Find the lines below that contain the string "subtitle". Copy each one.

———

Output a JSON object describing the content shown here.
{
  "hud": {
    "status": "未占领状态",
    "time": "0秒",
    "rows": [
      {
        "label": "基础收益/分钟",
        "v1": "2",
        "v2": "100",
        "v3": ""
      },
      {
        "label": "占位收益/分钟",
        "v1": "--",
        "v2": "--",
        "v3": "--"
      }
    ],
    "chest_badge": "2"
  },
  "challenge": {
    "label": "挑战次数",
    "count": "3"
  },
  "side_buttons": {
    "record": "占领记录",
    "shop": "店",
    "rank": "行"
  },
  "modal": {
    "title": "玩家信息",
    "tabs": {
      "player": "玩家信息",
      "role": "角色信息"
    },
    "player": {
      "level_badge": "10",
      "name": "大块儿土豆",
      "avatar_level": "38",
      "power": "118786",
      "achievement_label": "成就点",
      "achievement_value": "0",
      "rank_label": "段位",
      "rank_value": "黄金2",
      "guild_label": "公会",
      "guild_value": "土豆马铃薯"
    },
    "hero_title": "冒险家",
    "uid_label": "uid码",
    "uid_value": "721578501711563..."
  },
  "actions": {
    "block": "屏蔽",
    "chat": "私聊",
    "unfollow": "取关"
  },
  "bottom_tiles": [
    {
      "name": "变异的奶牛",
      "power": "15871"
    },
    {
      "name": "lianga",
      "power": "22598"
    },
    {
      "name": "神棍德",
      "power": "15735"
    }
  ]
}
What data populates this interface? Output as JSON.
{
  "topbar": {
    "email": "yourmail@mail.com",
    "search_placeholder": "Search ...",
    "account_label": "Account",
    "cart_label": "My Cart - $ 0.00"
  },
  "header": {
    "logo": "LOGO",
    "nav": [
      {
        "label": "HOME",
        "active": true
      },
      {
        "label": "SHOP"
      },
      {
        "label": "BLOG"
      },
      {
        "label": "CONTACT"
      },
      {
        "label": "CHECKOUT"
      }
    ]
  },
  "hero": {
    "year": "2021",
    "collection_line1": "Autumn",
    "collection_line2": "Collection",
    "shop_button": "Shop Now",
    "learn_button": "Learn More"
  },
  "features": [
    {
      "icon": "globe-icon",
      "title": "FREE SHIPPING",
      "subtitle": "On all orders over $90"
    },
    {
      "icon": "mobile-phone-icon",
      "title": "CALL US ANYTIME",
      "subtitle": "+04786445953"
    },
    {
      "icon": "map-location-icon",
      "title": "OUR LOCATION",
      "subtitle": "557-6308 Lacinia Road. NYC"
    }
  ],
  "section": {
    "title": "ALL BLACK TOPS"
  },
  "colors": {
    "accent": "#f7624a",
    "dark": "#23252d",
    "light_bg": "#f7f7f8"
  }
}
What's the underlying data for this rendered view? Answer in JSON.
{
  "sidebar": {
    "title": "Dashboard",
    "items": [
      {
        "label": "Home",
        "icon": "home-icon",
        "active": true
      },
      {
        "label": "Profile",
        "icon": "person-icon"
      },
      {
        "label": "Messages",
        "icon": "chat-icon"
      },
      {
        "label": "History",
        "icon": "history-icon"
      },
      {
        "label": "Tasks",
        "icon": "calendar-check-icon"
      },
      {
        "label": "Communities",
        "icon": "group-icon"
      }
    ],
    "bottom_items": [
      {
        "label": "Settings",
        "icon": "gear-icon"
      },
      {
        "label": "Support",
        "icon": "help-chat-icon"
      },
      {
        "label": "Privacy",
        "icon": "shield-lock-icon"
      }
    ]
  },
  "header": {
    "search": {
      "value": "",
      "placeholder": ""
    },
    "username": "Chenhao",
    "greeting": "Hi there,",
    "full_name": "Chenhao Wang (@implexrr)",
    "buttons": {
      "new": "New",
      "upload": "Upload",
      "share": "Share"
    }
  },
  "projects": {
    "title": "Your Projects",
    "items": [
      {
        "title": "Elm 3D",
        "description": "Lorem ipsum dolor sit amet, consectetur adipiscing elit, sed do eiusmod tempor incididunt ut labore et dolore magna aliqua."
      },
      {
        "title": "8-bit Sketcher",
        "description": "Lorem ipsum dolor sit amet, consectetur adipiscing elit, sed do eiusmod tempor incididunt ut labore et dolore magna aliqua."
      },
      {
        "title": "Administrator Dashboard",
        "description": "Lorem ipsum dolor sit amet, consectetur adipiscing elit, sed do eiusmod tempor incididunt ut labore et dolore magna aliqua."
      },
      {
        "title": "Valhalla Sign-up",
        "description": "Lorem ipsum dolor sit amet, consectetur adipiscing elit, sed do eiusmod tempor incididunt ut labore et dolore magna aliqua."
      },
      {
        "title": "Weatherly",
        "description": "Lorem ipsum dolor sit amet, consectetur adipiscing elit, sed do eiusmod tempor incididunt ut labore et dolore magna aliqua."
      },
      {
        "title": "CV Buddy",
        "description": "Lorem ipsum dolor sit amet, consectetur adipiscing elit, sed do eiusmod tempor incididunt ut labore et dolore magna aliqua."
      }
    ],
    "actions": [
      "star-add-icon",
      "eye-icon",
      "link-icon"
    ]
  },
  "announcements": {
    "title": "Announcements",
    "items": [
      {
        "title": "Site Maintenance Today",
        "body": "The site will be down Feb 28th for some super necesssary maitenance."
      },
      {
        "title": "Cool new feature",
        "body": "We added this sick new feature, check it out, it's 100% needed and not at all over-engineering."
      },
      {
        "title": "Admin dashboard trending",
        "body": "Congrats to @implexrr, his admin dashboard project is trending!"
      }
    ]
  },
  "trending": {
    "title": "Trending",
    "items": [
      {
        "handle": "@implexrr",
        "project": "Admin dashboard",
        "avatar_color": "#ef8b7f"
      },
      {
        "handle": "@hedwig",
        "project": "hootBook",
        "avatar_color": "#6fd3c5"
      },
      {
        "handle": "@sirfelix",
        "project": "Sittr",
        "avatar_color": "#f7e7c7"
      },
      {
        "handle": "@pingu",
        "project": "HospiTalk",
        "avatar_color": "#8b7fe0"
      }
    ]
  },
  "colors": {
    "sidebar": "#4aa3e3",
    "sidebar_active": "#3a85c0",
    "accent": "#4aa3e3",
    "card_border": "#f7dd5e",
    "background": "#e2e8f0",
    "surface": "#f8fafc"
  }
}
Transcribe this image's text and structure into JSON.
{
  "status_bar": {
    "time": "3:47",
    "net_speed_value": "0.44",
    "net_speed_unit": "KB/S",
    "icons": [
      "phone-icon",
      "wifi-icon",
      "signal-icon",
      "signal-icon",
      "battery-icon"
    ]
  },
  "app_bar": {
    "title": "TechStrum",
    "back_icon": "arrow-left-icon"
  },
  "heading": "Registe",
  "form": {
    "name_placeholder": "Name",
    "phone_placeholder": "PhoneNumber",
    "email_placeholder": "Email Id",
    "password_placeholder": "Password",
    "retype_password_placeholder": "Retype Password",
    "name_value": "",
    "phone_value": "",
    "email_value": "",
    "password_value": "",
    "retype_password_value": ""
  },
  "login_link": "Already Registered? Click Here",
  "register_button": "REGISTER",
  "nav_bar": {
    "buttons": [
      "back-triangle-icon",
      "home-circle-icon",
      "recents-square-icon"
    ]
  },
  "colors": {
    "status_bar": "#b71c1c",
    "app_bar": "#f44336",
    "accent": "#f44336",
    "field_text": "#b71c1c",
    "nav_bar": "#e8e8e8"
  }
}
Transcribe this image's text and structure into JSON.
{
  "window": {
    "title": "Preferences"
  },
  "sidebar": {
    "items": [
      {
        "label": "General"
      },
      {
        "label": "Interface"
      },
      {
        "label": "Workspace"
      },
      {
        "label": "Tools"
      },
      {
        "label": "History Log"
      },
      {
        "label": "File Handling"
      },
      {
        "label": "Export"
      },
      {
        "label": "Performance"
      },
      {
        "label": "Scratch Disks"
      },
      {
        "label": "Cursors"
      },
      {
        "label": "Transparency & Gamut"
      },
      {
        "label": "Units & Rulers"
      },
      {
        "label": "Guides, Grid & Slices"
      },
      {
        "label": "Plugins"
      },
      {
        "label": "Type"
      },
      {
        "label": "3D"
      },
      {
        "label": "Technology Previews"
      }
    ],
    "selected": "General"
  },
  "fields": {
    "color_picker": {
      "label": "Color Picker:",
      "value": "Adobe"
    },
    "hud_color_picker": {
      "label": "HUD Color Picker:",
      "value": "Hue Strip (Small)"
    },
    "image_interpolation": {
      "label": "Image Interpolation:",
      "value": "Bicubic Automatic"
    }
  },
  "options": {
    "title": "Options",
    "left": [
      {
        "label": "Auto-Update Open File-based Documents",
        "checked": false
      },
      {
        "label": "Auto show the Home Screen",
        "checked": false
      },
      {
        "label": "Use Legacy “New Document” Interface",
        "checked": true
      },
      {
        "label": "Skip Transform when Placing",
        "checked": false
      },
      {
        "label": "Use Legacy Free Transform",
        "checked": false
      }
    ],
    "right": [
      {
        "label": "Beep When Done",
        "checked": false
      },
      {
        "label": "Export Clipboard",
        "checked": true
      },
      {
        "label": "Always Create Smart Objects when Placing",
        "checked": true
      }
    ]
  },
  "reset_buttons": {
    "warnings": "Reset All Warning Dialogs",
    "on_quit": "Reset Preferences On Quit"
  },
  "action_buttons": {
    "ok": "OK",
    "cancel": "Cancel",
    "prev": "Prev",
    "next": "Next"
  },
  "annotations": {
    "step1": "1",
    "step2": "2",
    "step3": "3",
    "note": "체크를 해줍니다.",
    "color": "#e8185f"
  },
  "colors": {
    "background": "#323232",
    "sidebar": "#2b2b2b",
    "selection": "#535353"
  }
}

———

◆ Solution to the exercise ◆
      "subtitle": "On all orders over $90"
      "subtitle": "+04786445953"
      "subtitle": "557-6308 Lacinia Road. NYC"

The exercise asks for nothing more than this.